Repeat what the lines below say, word for word, and skip every image.

▶ **Records for this task**
┌──

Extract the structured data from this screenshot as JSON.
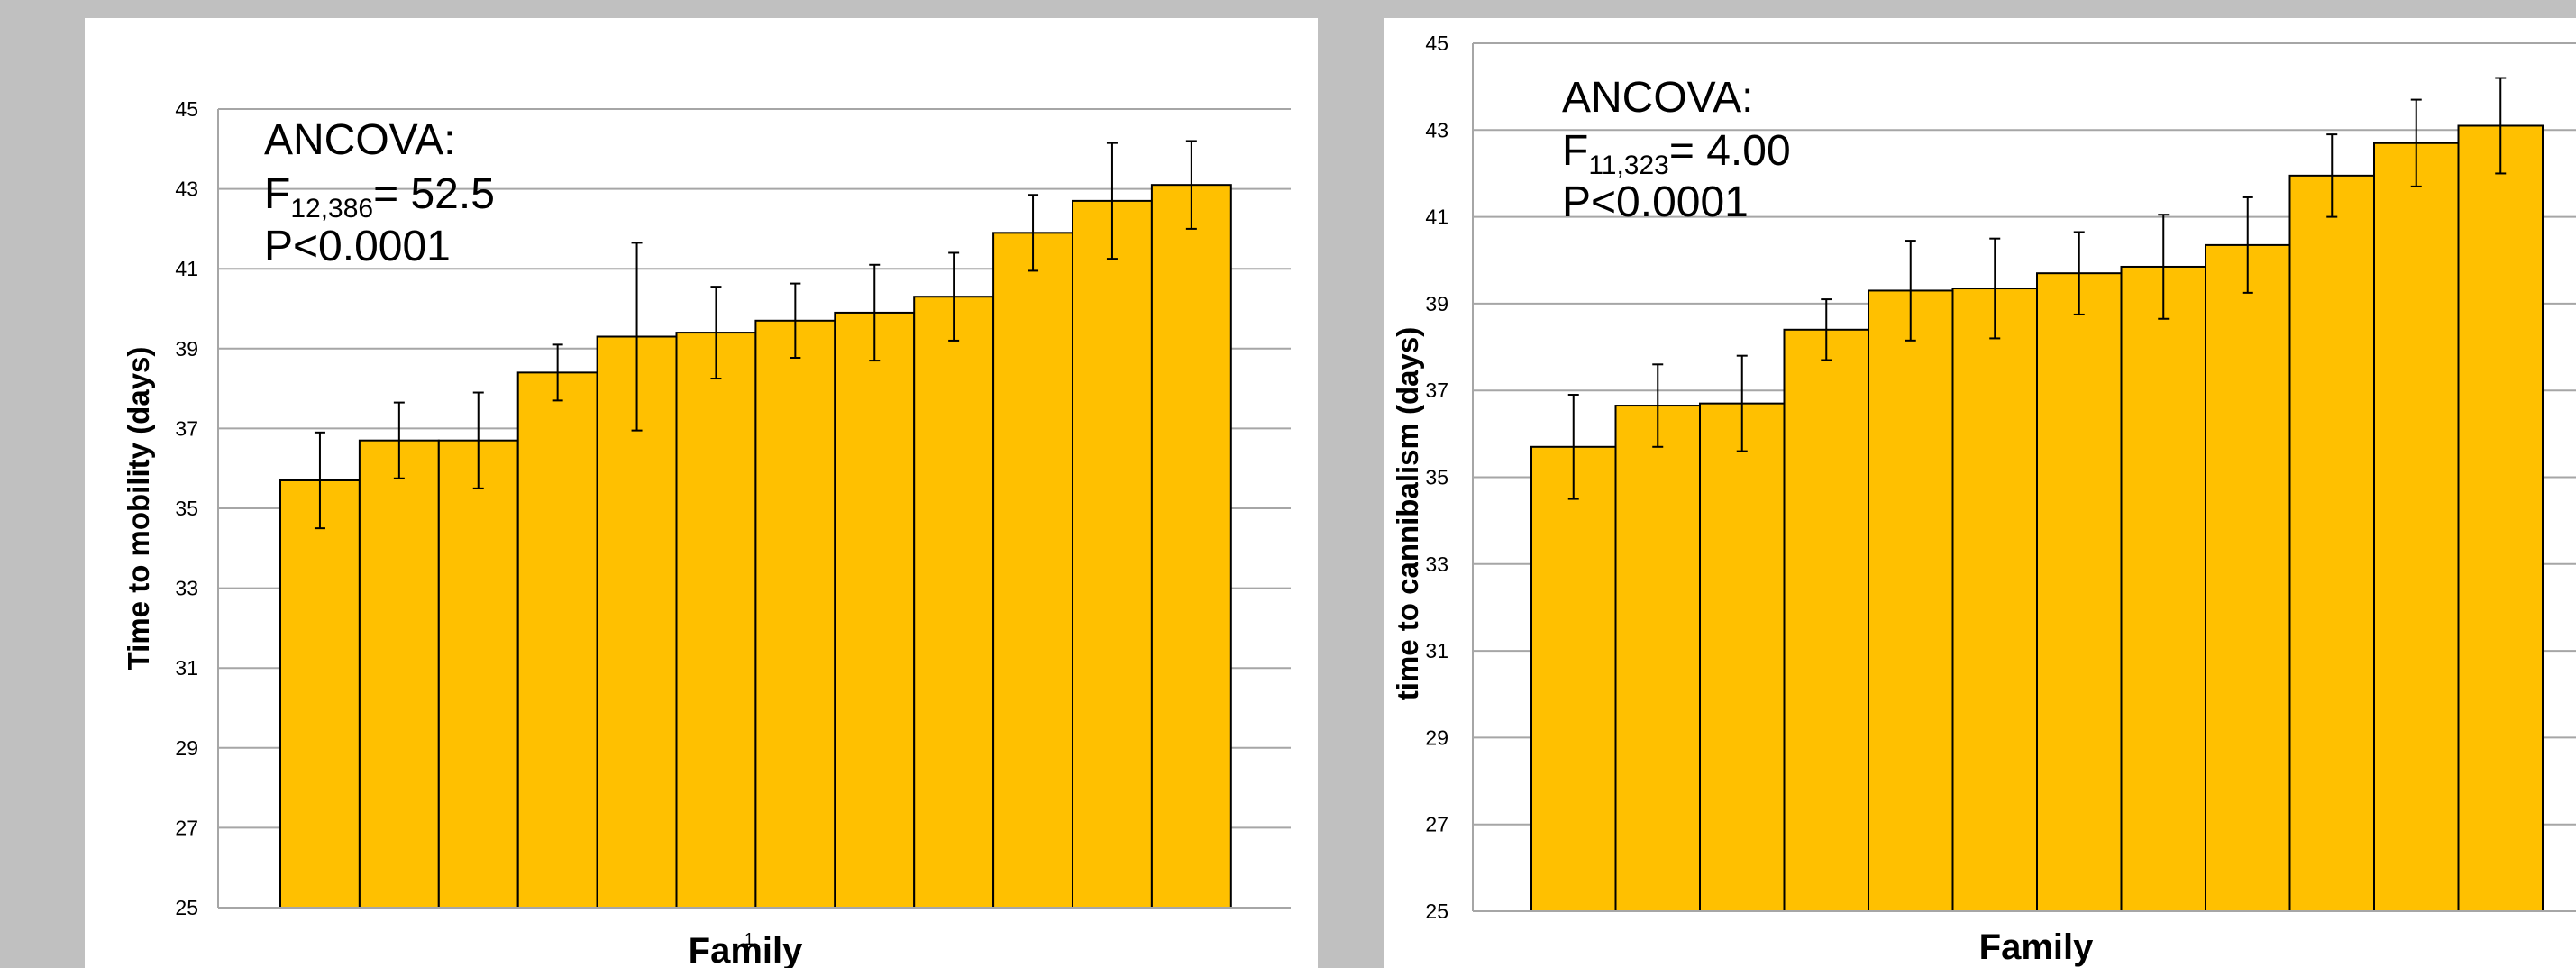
{
  "colors": {
    "background": "#c0c0c0",
    "panel": "#ffffff",
    "bar_fill": "#ffc000",
    "bar_stroke": "#000000",
    "grid": "#a6a6a6"
  },
  "chart_data": [
    {
      "type": "bar",
      "title": "",
      "xlabel": "Family",
      "ylabel": "Time to mobility (days)",
      "ylim": [
        25,
        45
      ],
      "yticks": [
        25,
        27,
        29,
        31,
        33,
        35,
        37,
        39,
        41,
        43,
        45
      ],
      "grid": true,
      "values": [
        35.7,
        36.7,
        36.7,
        38.4,
        39.3,
        39.4,
        39.7,
        39.9,
        40.3,
        41.9,
        42.7,
        43.1
      ],
      "errors": [
        1.2,
        0.95,
        1.2,
        0.7,
        2.35,
        1.15,
        0.93,
        1.2,
        1.1,
        0.95,
        1.45,
        1.1
      ],
      "annotation": {
        "line1": "ANCOVA:",
        "f_letter": "F",
        "f_subscript": "12,386",
        "f_value": "= 52.5",
        "line3": "P<0.0001"
      },
      "stray_mark": "1"
    },
    {
      "type": "bar",
      "title": "",
      "xlabel": "Family",
      "ylabel": "time to cannibalism (days)",
      "ylim": [
        25,
        45
      ],
      "yticks": [
        25,
        27,
        29,
        31,
        33,
        35,
        37,
        39,
        41,
        43,
        45
      ],
      "grid": true,
      "values": [
        35.7,
        36.65,
        36.7,
        38.4,
        39.3,
        39.35,
        39.7,
        39.85,
        40.35,
        41.95,
        42.7,
        43.1
      ],
      "errors": [
        1.2,
        0.95,
        1.1,
        0.7,
        1.15,
        1.15,
        0.95,
        1.2,
        1.1,
        0.95,
        1.0,
        1.1
      ],
      "annotation": {
        "line1": "ANCOVA:",
        "f_letter": "F",
        "f_subscript": "11,323",
        "f_value": "= 4.00",
        "line3": "P<0.0001"
      }
    }
  ]
}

└──

▶ **The result**
Extract the structured data from this screenshot as JSON.
{
  "colors": {
    "background": "#c0c0c0",
    "panel": "#ffffff",
    "bar_fill": "#ffc000",
    "bar_stroke": "#000000",
    "grid": "#a6a6a6"
  },
  "chart_data": [
    {
      "type": "bar",
      "title": "",
      "xlabel": "Family",
      "ylabel": "Time to mobility (days)",
      "ylim": [
        25,
        45
      ],
      "yticks": [
        25,
        27,
        29,
        31,
        33,
        35,
        37,
        39,
        41,
        43,
        45
      ],
      "grid": true,
      "values": [
        35.7,
        36.7,
        36.7,
        38.4,
        39.3,
        39.4,
        39.7,
        39.9,
        40.3,
        41.9,
        42.7,
        43.1
      ],
      "errors": [
        1.2,
        0.95,
        1.2,
        0.7,
        2.35,
        1.15,
        0.93,
        1.2,
        1.1,
        0.95,
        1.45,
        1.1
      ],
      "annotation": {
        "line1": "ANCOVA:",
        "f_letter": "F",
        "f_subscript": "12,386",
        "f_value": "= 52.5",
        "line3": "P<0.0001"
      },
      "stray_mark": "1"
    },
    {
      "type": "bar",
      "title": "",
      "xlabel": "Family",
      "ylabel": "time to cannibalism (days)",
      "ylim": [
        25,
        45
      ],
      "yticks": [
        25,
        27,
        29,
        31,
        33,
        35,
        37,
        39,
        41,
        43,
        45
      ],
      "grid": true,
      "values": [
        35.7,
        36.65,
        36.7,
        38.4,
        39.3,
        39.35,
        39.7,
        39.85,
        40.35,
        41.95,
        42.7,
        43.1
      ],
      "errors": [
        1.2,
        0.95,
        1.1,
        0.7,
        1.15,
        1.15,
        0.95,
        1.2,
        1.1,
        0.95,
        1.0,
        1.1
      ],
      "annotation": {
        "line1": "ANCOVA:",
        "f_letter": "F",
        "f_subscript": "11,323",
        "f_value": "= 4.00",
        "line3": "P<0.0001"
      }
    }
  ]
}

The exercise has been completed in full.